● Material provided:
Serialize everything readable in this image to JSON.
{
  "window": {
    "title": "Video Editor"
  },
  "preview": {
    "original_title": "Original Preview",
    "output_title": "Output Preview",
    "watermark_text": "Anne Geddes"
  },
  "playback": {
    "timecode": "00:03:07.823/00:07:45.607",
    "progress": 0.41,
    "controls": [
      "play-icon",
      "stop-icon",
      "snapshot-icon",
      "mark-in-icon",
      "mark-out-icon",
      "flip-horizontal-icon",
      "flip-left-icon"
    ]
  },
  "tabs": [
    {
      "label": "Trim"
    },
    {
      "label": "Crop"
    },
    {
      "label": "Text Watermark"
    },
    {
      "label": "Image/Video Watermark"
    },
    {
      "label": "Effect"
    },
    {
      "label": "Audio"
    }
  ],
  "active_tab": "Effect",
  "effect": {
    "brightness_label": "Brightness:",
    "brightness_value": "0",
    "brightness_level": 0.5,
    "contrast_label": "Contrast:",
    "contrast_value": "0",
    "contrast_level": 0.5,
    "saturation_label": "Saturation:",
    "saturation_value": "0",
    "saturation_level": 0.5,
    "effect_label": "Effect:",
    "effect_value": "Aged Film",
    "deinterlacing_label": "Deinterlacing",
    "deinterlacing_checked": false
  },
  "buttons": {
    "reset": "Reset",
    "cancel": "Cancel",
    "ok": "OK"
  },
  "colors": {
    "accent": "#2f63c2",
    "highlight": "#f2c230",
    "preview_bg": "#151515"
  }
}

● What to work on: Filter the records for lines holding the string "flip". Copy each one.

● Answer to this exercise:
      "flip-horizontal-icon",
      "flip-left-icon"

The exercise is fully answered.